● **Stated task**:
In the entries, find all lines that hold the word "rýží" and copy them.

Dataset records:
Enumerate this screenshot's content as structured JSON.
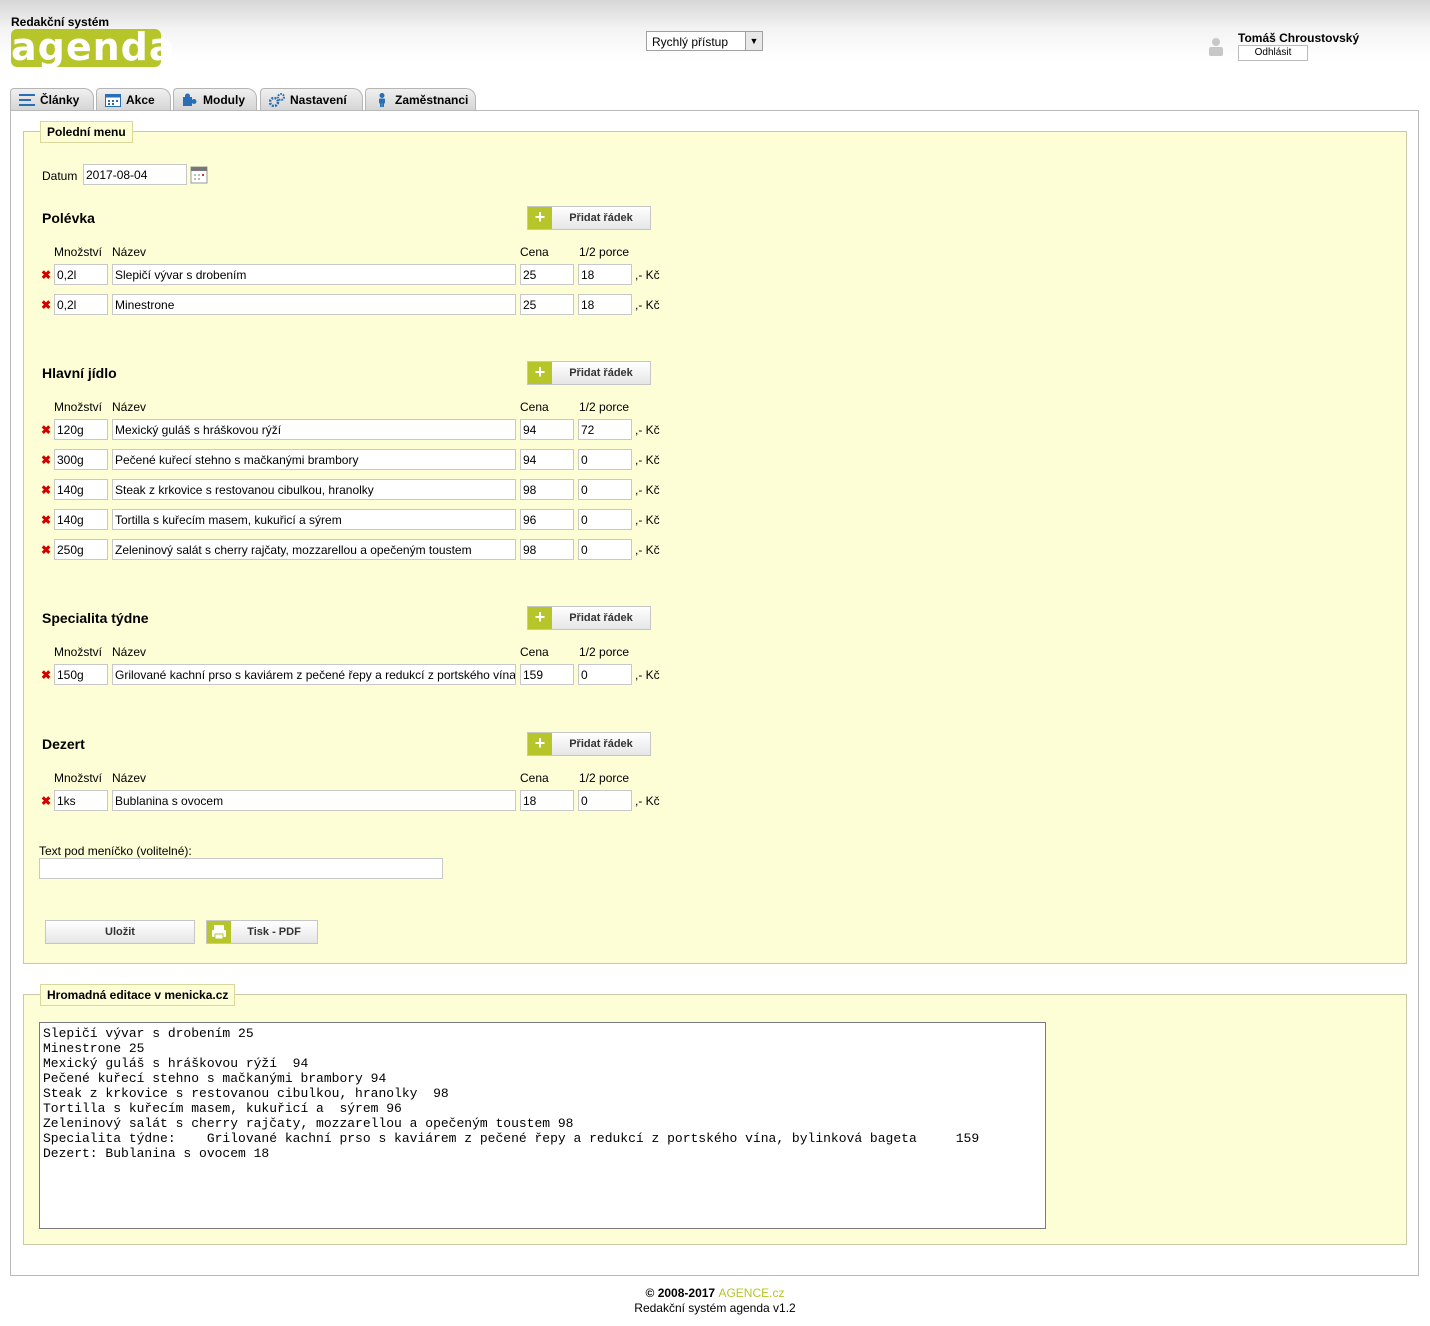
{
  "header": {
    "subtitle": "Redakční systém",
    "logo": "agenda",
    "quick_access": "Rychlý přístup",
    "user_name": "Tomáš Chroustovský",
    "logout": "Odhlásit"
  },
  "tabs": [
    {
      "label": "Články",
      "icon": "list-icon"
    },
    {
      "label": "Akce",
      "icon": "calendar-icon"
    },
    {
      "label": "Moduly",
      "icon": "puzzle-icon"
    },
    {
      "label": "Nastavení",
      "icon": "gears-icon"
    },
    {
      "label": "Zaměstnanci",
      "icon": "person-icon"
    }
  ],
  "menu_panel": {
    "legend": "Polední menu",
    "date_label": "Datum",
    "date_value": "2017-08-04",
    "col_qty": "Množství",
    "col_name": "Název",
    "col_price": "Cena",
    "col_half": "1/2 porce",
    "currency": ",- Kč",
    "add_row": "Přidat řádek",
    "sections": [
      {
        "title": "Polévka",
        "rows": [
          {
            "qty": "0,2l",
            "name": "Slepičí vývar s drobením",
            "price": "25",
            "half": "18"
          },
          {
            "qty": "0,2l",
            "name": "Minestrone",
            "price": "25",
            "half": "18"
          }
        ]
      },
      {
        "title": "Hlavní jídlo",
        "rows": [
          {
            "qty": "120g",
            "name": "Mexický guláš s hráškovou rýží",
            "price": "94",
            "half": "72"
          },
          {
            "qty": "300g",
            "name": "Pečené kuřecí stehno s mačkanými brambory",
            "price": "94",
            "half": "0"
          },
          {
            "qty": "140g",
            "name": "Steak z krkovice s restovanou cibulkou, hranolky",
            "price": "98",
            "half": "0"
          },
          {
            "qty": "140g",
            "name": "Tortilla s kuřecím masem, kukuřicí a  sýrem",
            "price": "96",
            "half": "0"
          },
          {
            "qty": "250g",
            "name": "Zeleninový salát s cherry rajčaty, mozzarellou a opečeným toustem",
            "price": "98",
            "half": "0"
          }
        ]
      },
      {
        "title": "Specialita týdne",
        "rows": [
          {
            "qty": "150g",
            "name": "   Grilované kachní prso s kaviárem z pečené řepy a redukcí z portského vína, bylinková bageta",
            "price": "159",
            "half": "0"
          }
        ]
      },
      {
        "title": "Dezert",
        "rows": [
          {
            "qty": "1ks",
            "name": "Bublanina s ovocem",
            "price": "18",
            "half": "0"
          }
        ]
      }
    ],
    "note_label": "Text pod meníčko (volitelné):",
    "note_value": "",
    "save": "Uložit",
    "print": "Tisk - PDF"
  },
  "bulk_panel": {
    "legend": "Hromadná editace v menicka.cz",
    "text": "Slepičí vývar s drobením 25\nMinestrone 25\nMexický guláš s hráškovou rýží  94\nPečené kuřecí stehno s mačkanými brambory 94\nSteak z krkovice s restovanou cibulkou, hranolky  98\nTortilla s kuřecím masem, kukuřicí a  sýrem 96\nZeleninový salát s cherry rajčaty, mozzarellou a opečeným toustem 98\nSpecialita týdne:    Grilované kachní prso s kaviárem z pečené řepy a redukcí z portského vína, bylinková bageta     159\nDezert: Bublanina s ovocem 18"
  },
  "footer": {
    "copyright": "© 2008-2017 ",
    "brand": "AGENCE.cz",
    "version": "Redakční systém agenda v1.2"
  },
  "colors": {
    "accent": "#b5c52a",
    "panel_bg": "#fdfdd6",
    "delete": "#d40000"
  }
}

● **Result of the exercise**:
            "name": "Mexický guláš s hráškovou rýží",
    "text": "Slepičí vývar s drobením 25\nMinestrone 25\nMexický guláš s hráškovou rýží  94\nPečené kuřecí stehno s mačkanými brambory 94\nSteak z krkovice s restovanou cibulkou, hranolky  98\nTortilla s kuřecím masem, kukuřicí a  sýrem 96\nZeleninový salát s cherry rajčaty, mozzarellou a opečeným toustem 98\nSpecialita týdne:    Grilované kachní prso s kaviárem z pečené řepy a redukcí z portského vína, bylinková bageta     159\nDezert: Bublanina s ovocem 18"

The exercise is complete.